Exercise details: Write out the entries again exactly as they are given.

Entries provided:

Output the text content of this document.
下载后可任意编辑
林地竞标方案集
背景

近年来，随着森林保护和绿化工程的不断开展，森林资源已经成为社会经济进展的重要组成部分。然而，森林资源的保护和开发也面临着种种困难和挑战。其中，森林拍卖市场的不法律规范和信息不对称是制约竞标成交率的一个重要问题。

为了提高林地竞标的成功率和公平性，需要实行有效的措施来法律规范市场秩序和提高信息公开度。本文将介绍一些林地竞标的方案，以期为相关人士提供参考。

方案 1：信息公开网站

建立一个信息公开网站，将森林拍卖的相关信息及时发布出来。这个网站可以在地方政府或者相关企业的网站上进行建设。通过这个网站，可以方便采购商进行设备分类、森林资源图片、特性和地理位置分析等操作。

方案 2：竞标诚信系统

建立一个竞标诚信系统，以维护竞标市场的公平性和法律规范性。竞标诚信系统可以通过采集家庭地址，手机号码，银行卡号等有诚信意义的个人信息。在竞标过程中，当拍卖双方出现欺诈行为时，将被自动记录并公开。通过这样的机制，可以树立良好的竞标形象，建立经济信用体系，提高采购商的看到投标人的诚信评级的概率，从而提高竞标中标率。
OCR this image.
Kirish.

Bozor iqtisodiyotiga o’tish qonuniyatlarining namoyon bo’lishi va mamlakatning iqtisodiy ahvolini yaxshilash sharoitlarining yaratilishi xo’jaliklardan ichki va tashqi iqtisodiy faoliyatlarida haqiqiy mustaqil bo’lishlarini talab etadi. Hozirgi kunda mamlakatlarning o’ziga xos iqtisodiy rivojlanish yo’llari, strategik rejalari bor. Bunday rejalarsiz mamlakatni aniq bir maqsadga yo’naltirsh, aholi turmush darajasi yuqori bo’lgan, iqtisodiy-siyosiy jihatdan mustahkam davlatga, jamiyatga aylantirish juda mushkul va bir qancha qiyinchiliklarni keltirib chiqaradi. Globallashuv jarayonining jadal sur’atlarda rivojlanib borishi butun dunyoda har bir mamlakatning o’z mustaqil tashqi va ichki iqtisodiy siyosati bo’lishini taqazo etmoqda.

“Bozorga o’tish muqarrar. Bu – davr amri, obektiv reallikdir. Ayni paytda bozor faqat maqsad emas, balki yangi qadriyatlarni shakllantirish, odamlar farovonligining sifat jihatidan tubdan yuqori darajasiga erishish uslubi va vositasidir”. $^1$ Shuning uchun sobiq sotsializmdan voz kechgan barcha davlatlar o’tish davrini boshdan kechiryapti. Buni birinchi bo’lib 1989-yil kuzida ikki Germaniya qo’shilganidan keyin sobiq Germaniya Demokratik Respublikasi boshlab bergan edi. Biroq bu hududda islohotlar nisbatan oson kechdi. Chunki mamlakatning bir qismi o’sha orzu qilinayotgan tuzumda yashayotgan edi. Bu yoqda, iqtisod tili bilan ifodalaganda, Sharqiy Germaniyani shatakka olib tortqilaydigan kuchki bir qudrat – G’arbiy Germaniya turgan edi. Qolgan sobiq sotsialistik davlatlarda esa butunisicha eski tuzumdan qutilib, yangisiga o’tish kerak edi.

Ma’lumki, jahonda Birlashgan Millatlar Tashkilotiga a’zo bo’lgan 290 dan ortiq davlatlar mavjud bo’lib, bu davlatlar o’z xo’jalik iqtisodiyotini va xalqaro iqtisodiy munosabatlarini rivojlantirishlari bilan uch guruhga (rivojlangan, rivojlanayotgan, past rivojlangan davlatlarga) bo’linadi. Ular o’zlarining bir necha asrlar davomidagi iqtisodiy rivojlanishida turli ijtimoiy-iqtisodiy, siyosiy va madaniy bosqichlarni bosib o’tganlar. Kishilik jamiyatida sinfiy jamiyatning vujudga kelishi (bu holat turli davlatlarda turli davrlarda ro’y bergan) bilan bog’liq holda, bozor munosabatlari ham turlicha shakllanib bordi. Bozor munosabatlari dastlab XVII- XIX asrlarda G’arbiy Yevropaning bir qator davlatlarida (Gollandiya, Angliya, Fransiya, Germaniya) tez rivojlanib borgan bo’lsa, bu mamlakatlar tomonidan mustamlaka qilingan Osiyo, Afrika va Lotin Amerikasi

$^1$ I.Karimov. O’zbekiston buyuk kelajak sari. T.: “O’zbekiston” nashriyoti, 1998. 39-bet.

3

Solution to this task:
Output the text content of this document.
下载后可任意编辑
林地竞标方案集
背景

近年来，随着森林保护和绿化工程的不断开展，森林资源已经成为社会经济进展的重要组成部分。然而，森林资源的保护和开发也面临着种种困难和挑战。其中，森林拍卖市场的不法律规范和信息不对称是制约竞标成交率的一个重要问题。

为了提高林地竞标的成功率和公平性，需要实行有效的措施来法律规范市场秩序和提高信息公开度。本文将介绍一些林地竞标的方案，以期为相关人士提供参考。

方案 1：信息公开网站

建立一个信息公开网站，将森林拍卖的相关信息及时发布出来。这个网站可以在地方政府或者相关企业的网站上进行建设。通过这个网站，可以方便采购商进行设备分类、森林资源图片、特性和地理位置分析等操作。

方案 2：竞标诚信系统

建立一个竞标诚信系统，以维护竞标市场的公平性和法律规范性。竞标诚信系统可以通过采集家庭地址，手机号码，银行卡号等有诚信意义的个人信息。在竞标过程中，当拍卖双方出现欺诈行为时，将被自动记录并公开。通过这样的机制，可以树立良好的竞标形象，建立经济信用体系，提高采购商的看到投标人的诚信评级的概率，从而提高竞标中标率。
OCR this image.
Kirish.

Bozor iqtisodiyotiga o’tish qonuniyatlarining namoyon bo’lishi va mamlakatning iqtisodiy ahvolini yaxshilash sharoitlarining yaratilishi xo’jaliklardan ichki va tashqi iqtisodiy faoliyatlarida haqiqiy mustaqil bo’lishlarini talab etadi. Hozirgi kunda mamlakatlarning o’ziga xos iqtisodiy rivojlanish yo’llari, strategik rejalari bor. Bunday rejalarsiz mamlakatni aniq bir maqsadga yo’naltirsh, aholi turmush darajasi yuqori bo’lgan, iqtisodiy-siyosiy jihatdan mustahkam davlatga, jamiyatga aylantirish juda mushkul va bir qancha qiyinchiliklarni keltirib chiqaradi. Globallashuv jarayonining jadal sur’atlarda rivojlanib borishi butun dunyoda har bir mamlakatning o’z mustaqil tashqi va ichki iqtisodiy siyosati bo’lishini taqazo etmoqda.

“Bozorga o’tish muqarrar. Bu – davr amri, obektiv reallikdir. Ayni paytda bozor faqat maqsad emas, balki yangi qadriyatlarni shakllantirish, odamlar farovonligining sifat jihatidan tubdan yuqori darajasiga erishish uslubi va vositasidir”. $^1$ Shuning uchun sobiq sotsializmdan voz kechgan barcha davlatlar o’tish davrini boshdan kechiryapti. Buni birinchi bo’lib 1989-yil kuzida ikki Germaniya qo’shilganidan keyin sobiq Germaniya Demokratik Respublikasi boshlab bergan edi. Biroq bu hududda islohotlar nisbatan oson kechdi. Chunki mamlakatning bir qismi o’sha orzu qilinayotgan tuzumda yashayotgan edi. Bu yoqda, iqtisod tili bilan ifodalaganda, Sharqiy Germaniyani shatakka olib tortqilaydigan kuchki bir qudrat – G’arbiy Germaniya turgan edi. Qolgan sobiq sotsialistik davlatlarda esa butunisicha eski tuzumdan qutilib, yangisiga o’tish kerak edi.

Ma’lumki, jahonda Birlashgan Millatlar Tashkilotiga a’zo bo’lgan 290 dan ortiq davlatlar mavjud bo’lib, bu davlatlar o’z xo’jalik iqtisodiyotini va xalqaro iqtisodiy munosabatlarini rivojlantirishlari bilan uch guruhga (rivojlangan, rivojlanayotgan, past rivojlangan davlatlarga) bo’linadi. Ular o’zlarining bir necha asrlar davomidagi iqtisodiy rivojlanishida turli ijtimoiy-iqtisodiy, siyosiy va madaniy bosqichlarni bosib o’tganlar. Kishilik jamiyatida sinfiy jamiyatning vujudga kelishi (bu holat turli davlatlarda turli davrlarda ro’y bergan) bilan bog’liq holda, bozor munosabatlari ham turlicha shakllanib bordi. Bozor munosabatlari dastlab XVII- XIX asrlarda G’arbiy Yevropaning bir qator davlatlarida (Gollandiya, Angliya, Fransiya, Germaniya) tez rivojlanib borgan bo’lsa, bu mamlakatlar tomonidan mustamlaka qilingan Osiyo, Afrika va Lotin Amerikasi

$^1$ I.Karimov. O’zbekiston buyuk kelajak sari. T.: “O’zbekiston” nashriyoti, 1998. 39-bet.

3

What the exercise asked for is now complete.